* _Task goal_
Copy every line from the first one down to the line containing "181, 441, 199]", including both, and reproduce each without alteration.

* _Supplied data_
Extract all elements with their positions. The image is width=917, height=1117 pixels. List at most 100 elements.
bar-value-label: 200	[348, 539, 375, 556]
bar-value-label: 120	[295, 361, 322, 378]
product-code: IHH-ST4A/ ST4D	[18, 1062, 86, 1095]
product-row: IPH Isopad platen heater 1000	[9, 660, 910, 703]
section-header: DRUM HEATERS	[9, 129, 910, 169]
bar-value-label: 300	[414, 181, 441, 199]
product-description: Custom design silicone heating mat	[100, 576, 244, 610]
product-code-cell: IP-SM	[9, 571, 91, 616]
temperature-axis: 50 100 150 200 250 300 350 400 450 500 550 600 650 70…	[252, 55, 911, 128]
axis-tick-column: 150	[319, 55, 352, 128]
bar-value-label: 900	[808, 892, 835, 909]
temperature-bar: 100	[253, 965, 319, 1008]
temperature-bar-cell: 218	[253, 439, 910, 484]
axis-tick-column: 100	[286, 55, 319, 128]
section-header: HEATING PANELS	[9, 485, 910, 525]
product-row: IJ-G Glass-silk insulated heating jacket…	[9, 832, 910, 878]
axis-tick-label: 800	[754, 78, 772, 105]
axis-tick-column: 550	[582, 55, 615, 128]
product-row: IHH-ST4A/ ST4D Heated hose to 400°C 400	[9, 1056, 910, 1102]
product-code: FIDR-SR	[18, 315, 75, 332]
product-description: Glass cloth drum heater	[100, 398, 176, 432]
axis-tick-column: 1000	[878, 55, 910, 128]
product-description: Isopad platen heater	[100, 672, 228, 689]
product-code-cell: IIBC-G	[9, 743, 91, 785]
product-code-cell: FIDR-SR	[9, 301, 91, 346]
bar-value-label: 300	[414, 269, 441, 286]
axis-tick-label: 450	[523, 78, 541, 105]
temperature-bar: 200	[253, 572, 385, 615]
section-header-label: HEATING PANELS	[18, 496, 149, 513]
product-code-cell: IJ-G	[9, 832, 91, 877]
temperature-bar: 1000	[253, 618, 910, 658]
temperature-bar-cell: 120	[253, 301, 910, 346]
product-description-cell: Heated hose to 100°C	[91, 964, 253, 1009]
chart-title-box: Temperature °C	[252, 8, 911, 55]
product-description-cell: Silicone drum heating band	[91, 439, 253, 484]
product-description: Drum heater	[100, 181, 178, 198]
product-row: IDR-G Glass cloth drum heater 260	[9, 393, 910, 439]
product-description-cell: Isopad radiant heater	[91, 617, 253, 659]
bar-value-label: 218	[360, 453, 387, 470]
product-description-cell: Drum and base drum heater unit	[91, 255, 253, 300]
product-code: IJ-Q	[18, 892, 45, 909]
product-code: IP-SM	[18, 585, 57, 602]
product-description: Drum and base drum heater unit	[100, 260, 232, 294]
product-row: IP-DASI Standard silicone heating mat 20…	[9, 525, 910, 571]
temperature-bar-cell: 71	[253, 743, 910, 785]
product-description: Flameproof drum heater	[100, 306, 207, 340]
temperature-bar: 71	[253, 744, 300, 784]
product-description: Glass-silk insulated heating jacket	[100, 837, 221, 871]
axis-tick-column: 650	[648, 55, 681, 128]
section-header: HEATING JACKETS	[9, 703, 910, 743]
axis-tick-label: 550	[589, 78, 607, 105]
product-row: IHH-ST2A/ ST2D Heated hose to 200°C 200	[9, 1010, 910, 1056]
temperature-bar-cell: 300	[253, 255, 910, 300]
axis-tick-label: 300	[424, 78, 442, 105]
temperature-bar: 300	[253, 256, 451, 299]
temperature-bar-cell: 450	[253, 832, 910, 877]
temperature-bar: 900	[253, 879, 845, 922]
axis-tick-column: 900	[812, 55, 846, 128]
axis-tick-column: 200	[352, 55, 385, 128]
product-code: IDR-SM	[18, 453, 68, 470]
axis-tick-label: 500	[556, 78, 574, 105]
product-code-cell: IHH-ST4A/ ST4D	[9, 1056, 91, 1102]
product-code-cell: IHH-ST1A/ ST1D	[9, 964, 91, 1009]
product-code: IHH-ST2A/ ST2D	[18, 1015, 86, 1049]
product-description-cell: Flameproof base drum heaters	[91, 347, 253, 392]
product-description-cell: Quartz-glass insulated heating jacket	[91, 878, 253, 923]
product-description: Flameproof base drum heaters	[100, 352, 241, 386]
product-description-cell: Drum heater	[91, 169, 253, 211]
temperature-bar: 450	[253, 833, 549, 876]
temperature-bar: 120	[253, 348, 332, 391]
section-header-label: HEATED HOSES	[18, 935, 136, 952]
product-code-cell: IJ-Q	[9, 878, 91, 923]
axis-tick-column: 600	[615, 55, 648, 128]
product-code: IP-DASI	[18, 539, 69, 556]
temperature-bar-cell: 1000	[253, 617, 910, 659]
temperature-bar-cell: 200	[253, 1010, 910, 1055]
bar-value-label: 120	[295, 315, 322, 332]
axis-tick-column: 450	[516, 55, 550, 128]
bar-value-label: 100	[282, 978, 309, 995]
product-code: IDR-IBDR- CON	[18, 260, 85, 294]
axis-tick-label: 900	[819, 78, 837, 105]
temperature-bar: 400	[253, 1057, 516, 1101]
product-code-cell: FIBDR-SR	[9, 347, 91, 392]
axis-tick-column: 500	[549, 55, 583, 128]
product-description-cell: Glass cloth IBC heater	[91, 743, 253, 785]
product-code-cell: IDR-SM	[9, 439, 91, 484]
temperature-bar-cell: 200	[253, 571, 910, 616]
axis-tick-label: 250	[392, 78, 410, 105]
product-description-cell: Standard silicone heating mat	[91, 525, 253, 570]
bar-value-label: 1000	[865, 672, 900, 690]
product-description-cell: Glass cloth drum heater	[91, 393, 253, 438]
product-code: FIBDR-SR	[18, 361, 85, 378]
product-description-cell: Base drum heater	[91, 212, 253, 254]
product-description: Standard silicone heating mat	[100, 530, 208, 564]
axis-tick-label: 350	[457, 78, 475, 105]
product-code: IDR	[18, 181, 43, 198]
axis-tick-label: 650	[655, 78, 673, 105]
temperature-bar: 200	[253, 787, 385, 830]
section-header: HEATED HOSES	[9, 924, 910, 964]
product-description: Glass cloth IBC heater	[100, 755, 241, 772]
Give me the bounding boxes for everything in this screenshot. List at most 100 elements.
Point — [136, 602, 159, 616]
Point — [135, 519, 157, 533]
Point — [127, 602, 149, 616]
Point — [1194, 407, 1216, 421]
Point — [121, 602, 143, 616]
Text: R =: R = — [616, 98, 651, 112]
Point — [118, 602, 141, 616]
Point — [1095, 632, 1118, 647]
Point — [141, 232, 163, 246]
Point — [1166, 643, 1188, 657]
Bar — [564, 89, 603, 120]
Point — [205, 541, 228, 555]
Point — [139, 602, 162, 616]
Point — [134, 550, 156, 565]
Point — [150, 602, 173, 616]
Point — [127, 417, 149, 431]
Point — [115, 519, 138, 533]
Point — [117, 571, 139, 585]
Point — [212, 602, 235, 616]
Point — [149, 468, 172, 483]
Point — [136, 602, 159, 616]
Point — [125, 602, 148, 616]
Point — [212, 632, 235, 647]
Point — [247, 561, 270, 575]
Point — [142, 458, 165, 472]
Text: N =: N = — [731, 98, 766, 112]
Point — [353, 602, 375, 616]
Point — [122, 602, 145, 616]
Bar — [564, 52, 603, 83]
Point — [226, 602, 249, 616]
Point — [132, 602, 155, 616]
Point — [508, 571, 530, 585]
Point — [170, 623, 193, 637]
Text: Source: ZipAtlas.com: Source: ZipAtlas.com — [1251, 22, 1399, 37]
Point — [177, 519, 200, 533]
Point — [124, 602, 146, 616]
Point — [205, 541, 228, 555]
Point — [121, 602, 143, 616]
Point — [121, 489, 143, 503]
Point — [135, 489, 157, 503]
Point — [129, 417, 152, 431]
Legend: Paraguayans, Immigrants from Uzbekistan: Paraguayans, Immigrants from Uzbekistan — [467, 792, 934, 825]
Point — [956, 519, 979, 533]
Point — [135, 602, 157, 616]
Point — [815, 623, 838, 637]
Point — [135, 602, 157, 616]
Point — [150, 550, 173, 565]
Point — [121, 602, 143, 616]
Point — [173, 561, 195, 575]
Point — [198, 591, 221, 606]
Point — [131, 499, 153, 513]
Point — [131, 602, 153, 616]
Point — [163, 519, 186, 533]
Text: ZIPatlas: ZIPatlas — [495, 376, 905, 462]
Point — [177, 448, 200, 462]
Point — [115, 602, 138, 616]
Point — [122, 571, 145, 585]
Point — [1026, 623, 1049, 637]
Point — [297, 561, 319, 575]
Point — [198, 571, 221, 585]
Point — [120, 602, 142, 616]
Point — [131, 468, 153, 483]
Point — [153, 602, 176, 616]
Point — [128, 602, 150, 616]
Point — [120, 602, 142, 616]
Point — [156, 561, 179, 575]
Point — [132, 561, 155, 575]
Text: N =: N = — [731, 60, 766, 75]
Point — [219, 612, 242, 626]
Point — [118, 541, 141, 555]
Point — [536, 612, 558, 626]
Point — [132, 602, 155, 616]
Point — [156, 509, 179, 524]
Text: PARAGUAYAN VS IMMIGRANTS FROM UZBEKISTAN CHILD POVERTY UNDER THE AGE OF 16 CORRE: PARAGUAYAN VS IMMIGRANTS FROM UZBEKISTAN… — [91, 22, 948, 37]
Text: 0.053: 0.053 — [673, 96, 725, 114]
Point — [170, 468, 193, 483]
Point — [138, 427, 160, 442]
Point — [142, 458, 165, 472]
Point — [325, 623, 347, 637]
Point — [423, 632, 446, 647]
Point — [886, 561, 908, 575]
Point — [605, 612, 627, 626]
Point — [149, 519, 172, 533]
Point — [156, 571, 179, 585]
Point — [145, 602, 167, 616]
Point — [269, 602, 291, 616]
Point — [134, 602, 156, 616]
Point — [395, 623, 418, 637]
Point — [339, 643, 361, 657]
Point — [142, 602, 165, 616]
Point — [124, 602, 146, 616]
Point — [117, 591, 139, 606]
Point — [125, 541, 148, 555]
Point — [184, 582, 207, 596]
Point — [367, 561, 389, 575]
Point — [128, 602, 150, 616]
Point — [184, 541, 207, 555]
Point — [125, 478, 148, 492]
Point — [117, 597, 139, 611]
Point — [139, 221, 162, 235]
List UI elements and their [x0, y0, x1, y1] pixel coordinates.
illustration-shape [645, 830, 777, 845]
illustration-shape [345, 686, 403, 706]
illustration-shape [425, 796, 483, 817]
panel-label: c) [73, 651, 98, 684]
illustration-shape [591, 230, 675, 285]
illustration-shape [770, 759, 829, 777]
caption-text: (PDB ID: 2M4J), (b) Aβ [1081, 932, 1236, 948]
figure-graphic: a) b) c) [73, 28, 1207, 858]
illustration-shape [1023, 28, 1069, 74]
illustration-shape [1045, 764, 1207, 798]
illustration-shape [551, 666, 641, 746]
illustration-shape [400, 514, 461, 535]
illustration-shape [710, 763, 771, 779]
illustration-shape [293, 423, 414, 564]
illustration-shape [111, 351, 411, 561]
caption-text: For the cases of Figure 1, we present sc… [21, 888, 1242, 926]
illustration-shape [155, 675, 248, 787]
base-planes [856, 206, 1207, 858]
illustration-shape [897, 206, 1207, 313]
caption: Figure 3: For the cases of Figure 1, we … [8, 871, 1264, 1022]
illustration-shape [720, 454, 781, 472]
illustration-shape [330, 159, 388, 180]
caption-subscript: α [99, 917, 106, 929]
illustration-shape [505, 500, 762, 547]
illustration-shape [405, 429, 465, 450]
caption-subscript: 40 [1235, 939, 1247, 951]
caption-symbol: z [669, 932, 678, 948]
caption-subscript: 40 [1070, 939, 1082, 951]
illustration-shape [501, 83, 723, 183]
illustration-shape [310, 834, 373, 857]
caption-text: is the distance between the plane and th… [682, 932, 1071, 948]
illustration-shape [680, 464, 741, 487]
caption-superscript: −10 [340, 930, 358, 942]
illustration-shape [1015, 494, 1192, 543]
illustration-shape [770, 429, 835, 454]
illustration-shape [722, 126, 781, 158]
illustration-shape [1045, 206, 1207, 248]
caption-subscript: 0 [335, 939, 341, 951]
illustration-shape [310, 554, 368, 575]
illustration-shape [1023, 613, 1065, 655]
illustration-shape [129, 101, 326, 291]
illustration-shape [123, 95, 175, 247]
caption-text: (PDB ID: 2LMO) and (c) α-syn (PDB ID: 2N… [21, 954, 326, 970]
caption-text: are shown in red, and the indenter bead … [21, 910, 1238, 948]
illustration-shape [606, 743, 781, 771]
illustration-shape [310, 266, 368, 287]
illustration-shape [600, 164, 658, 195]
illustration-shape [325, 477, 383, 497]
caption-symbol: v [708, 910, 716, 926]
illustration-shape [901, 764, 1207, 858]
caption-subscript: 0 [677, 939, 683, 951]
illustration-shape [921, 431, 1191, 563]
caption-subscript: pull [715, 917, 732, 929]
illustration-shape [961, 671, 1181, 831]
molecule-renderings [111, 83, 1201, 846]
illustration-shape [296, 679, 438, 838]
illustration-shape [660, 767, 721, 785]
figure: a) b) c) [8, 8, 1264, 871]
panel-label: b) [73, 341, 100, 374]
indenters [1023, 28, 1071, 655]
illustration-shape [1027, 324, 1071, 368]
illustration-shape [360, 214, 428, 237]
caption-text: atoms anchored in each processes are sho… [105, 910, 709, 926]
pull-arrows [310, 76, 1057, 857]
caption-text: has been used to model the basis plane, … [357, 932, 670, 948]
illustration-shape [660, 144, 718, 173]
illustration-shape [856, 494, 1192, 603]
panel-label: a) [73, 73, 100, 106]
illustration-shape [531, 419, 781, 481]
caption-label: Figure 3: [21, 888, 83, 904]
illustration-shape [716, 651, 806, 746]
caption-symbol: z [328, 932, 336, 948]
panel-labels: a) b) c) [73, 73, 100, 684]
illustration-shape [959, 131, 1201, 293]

* _Worked solution_
Extract all elements with their positions. The image is width=917, height=1117 pixels. List at most 100 elements.
bar-value-label: 200	[348, 539, 375, 556]
bar-value-label: 120	[295, 361, 322, 378]
product-code: IHH-ST4A/ ST4D	[18, 1062, 86, 1095]
product-row: IPH Isopad platen heater 1000	[9, 660, 910, 703]
section-header: DRUM HEATERS	[9, 129, 910, 169]
bar-value-label: 300	[414, 181, 441, 199]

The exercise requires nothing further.